_EXERCISE OBJECTIVE_.
Leave out the pictures, then reproduce the rest of the material exactly.
══ SOURCE MATERIAL
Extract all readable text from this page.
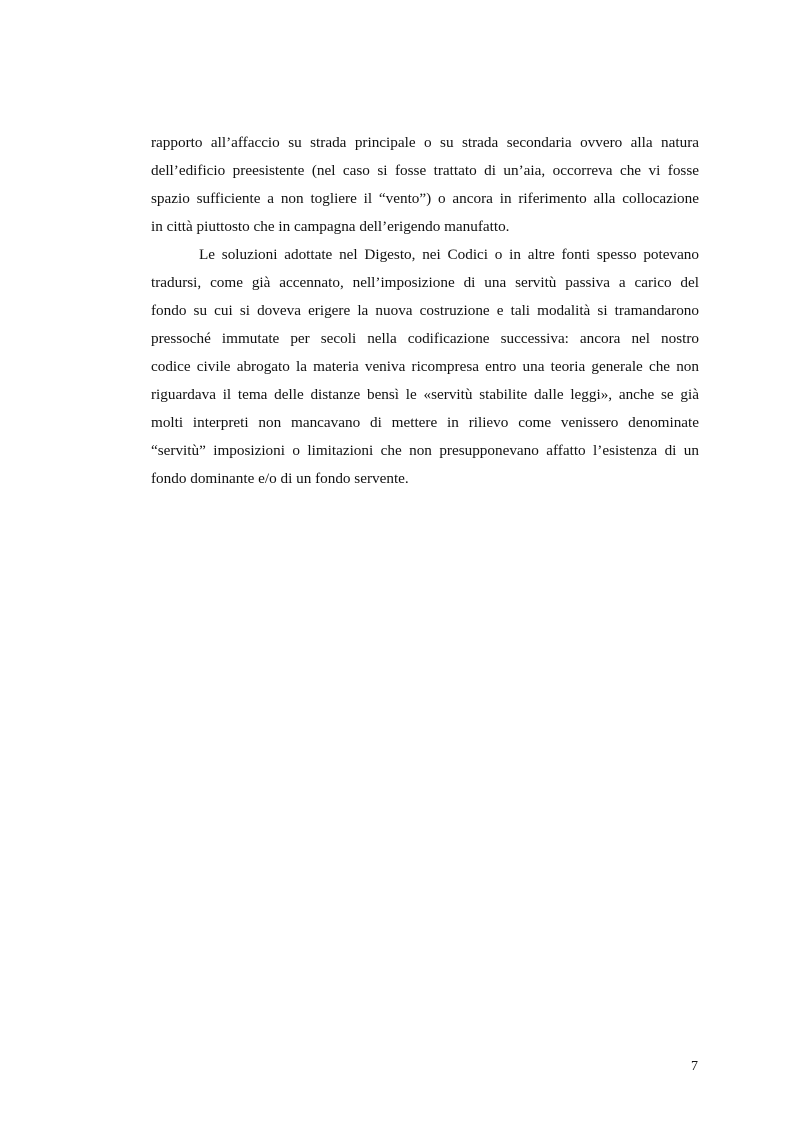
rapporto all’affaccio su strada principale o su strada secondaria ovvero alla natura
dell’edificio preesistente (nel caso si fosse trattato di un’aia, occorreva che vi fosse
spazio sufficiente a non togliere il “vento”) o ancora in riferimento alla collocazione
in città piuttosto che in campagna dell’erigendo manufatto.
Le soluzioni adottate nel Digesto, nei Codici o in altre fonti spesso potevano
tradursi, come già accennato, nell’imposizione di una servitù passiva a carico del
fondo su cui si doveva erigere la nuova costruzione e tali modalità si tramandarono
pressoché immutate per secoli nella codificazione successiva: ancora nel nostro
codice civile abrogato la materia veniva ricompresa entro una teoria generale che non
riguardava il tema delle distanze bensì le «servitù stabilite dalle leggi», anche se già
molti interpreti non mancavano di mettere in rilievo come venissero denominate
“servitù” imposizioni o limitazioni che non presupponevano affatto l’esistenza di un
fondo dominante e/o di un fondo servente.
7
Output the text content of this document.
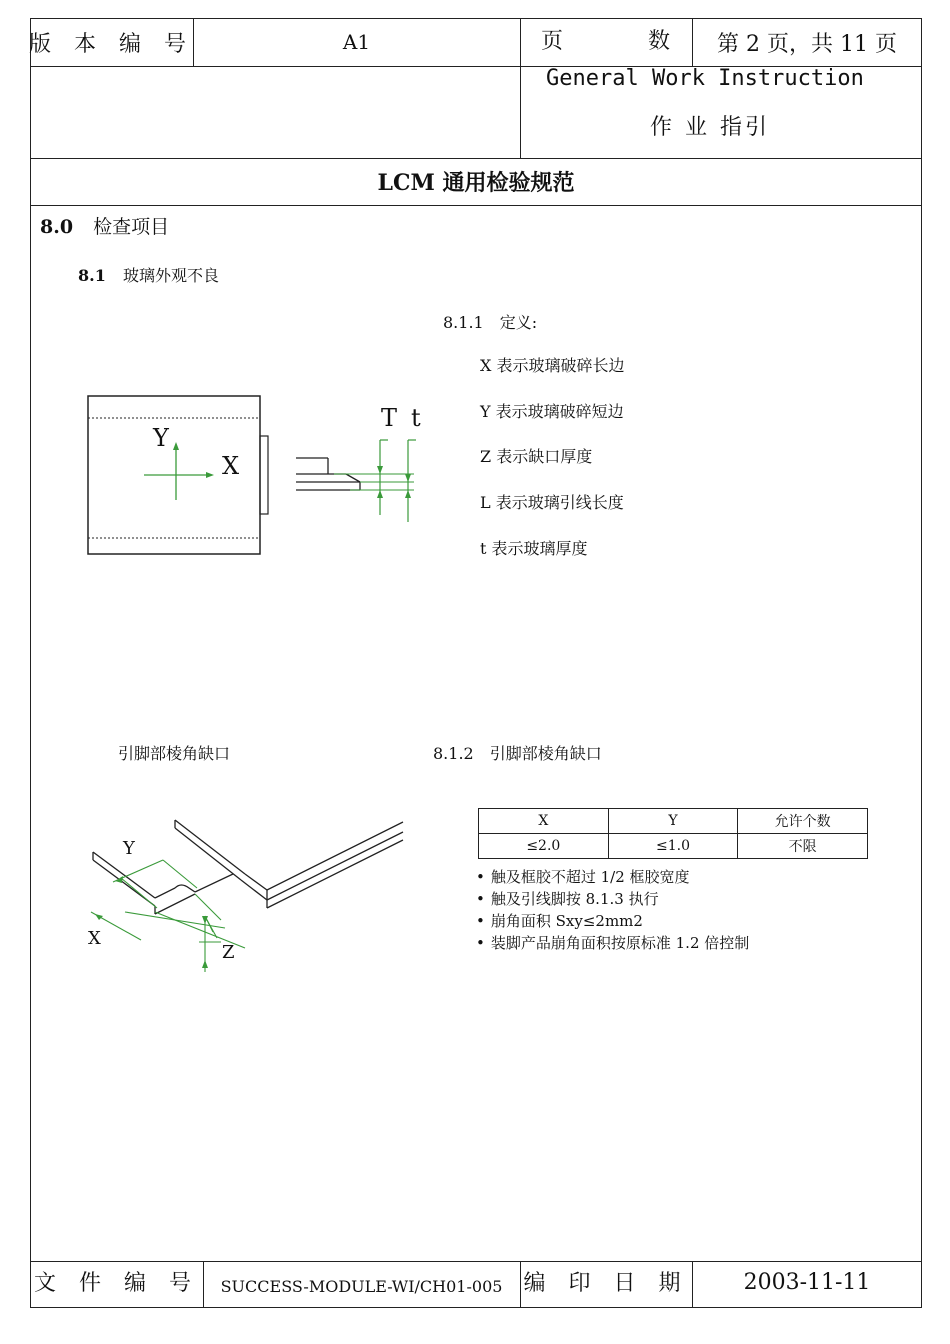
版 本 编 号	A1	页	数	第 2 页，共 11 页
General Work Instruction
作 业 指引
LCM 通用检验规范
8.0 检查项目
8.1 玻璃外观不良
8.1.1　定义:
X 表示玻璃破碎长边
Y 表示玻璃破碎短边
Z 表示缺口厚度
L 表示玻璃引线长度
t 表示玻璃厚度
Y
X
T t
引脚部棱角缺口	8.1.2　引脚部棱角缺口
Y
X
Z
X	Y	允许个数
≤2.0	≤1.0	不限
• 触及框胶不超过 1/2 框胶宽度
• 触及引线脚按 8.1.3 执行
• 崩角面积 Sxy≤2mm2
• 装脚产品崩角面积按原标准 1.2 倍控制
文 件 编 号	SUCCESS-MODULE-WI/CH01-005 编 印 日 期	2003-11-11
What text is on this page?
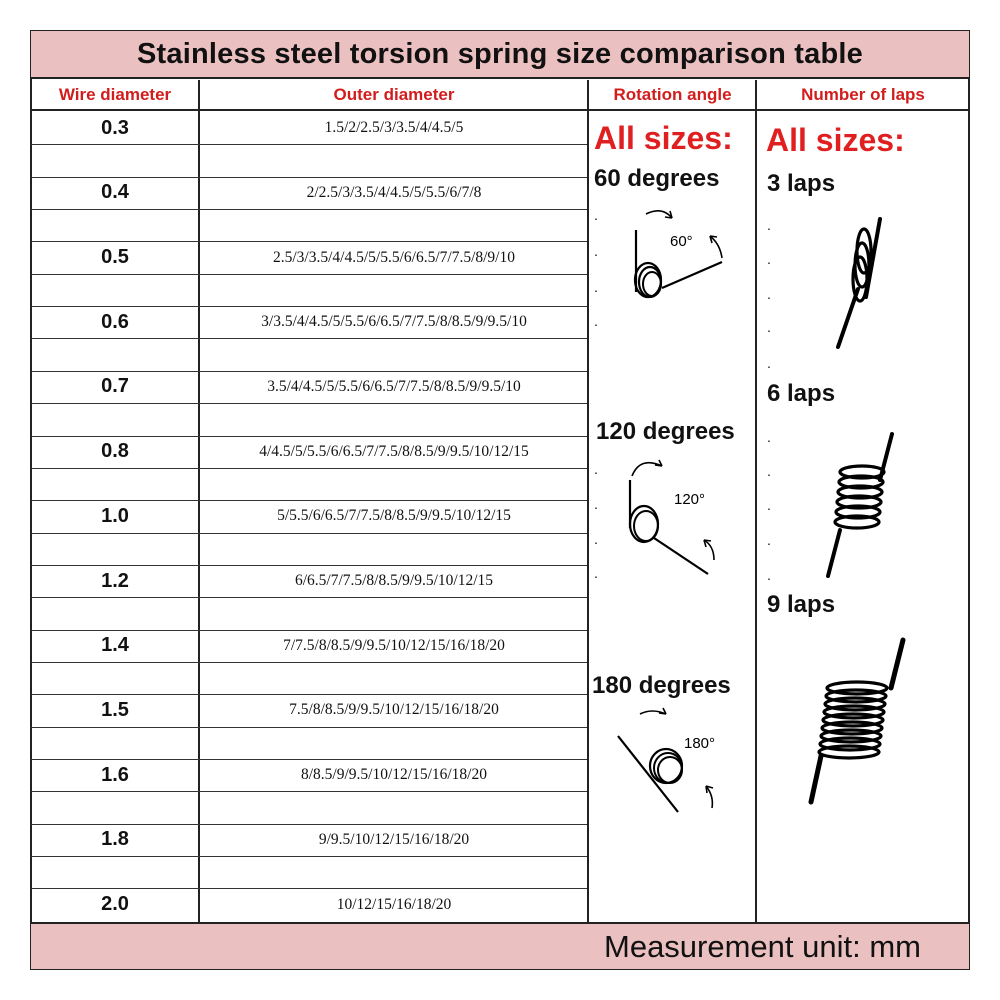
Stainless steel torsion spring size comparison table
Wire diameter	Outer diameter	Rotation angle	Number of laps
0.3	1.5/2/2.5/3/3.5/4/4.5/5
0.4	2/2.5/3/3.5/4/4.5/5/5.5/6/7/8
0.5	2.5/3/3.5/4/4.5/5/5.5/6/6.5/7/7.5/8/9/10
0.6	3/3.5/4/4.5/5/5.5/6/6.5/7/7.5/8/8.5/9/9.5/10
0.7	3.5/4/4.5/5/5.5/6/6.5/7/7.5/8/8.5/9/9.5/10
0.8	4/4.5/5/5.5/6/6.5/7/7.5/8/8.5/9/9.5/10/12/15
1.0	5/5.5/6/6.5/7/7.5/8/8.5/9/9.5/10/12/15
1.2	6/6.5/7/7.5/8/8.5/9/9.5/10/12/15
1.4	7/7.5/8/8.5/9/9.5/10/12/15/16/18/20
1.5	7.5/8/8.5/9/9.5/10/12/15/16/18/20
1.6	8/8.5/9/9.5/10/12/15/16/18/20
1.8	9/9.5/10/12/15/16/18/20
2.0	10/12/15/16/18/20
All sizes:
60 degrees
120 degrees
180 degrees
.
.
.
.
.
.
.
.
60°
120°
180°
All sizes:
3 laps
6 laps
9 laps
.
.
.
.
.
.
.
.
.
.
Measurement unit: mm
════
_RESPONSE TO THIS TASK_.
Extract all readable text from this page.
rapporto all’affaccio su strada principale o su strada secondaria ovvero alla natura
dell’edificio preesistente (nel caso si fosse trattato di un’aia, occorreva che vi fosse
spazio sufficiente a non togliere il “vento”) o ancora in riferimento alla collocazione
in città piuttosto che in campagna dell’erigendo manufatto.
Le soluzioni adottate nel Digesto, nei Codici o in altre fonti spesso potevano
tradursi, come già accennato, nell’imposizione di una servitù passiva a carico del
fondo su cui si doveva erigere la nuova costruzione e tali modalità si tramandarono
pressoché immutate per secoli nella codificazione successiva: ancora nel nostro
codice civile abrogato la materia veniva ricompresa entro una teoria generale che non
riguardava il tema delle distanze bensì le «servitù stabilite dalle leggi», anche se già
molti interpreti non mancavano di mettere in rilievo come venissero denominate
“servitù” imposizioni o limitazioni che non presupponevano affatto l’esistenza di un
fondo dominante e/o di un fondo servente.
7
Output the text content of this document.
版 本 编 号	A1	页	数	第 2 页，共 11 页
General Work Instruction
作 业 指引
LCM 通用检验规范
8.0 检查项目
8.1 玻璃外观不良
8.1.1　定义:
X 表示玻璃破碎长边
Y 表示玻璃破碎短边
Z 表示缺口厚度
L 表示玻璃引线长度
t 表示玻璃厚度
Y
X
T t
引脚部棱角缺口	8.1.2　引脚部棱角缺口
Y
X
Z
X	Y	允许个数
≤2.0	≤1.0	不限
• 触及框胶不超过 1/2 框胶宽度
• 触及引线脚按 8.1.3 执行
• 崩角面积 Sxy≤2mm2
• 装脚产品崩角面积按原标准 1.2 倍控制
文 件 编 号	SUCCESS-MODULE-WI/CH01-005 编 印 日 期	2003-11-11
What text is on this page?
Stainless steel torsion spring size comparison table
Wire diameter	Outer diameter	Rotation angle	Number of laps
0.3	1.5/2/2.5/3/3.5/4/4.5/5
0.4	2/2.5/3/3.5/4/4.5/5/5.5/6/7/8
0.5	2.5/3/3.5/4/4.5/5/5.5/6/6.5/7/7.5/8/9/10
0.6	3/3.5/4/4.5/5/5.5/6/6.5/7/7.5/8/8.5/9/9.5/10
0.7	3.5/4/4.5/5/5.5/6/6.5/7/7.5/8/8.5/9/9.5/10
0.8	4/4.5/5/5.5/6/6.5/7/7.5/8/8.5/9/9.5/10/12/15
1.0	5/5.5/6/6.5/7/7.5/8/8.5/9/9.5/10/12/15
1.2	6/6.5/7/7.5/8/8.5/9/9.5/10/12/15
1.4	7/7.5/8/8.5/9/9.5/10/12/15/16/18/20
1.5	7.5/8/8.5/9/9.5/10/12/15/16/18/20
1.6	8/8.5/9/9.5/10/12/15/16/18/20
1.8	9/9.5/10/12/15/16/18/20
2.0	10/12/15/16/18/20
All sizes:
60 degrees
120 degrees
180 degrees
.
.
.
.
.
.
.
.
60°
120°
180°
All sizes:
3 laps
6 laps
9 laps
.
.
.
.
.
.
.
.
.
.
Measurement unit: mm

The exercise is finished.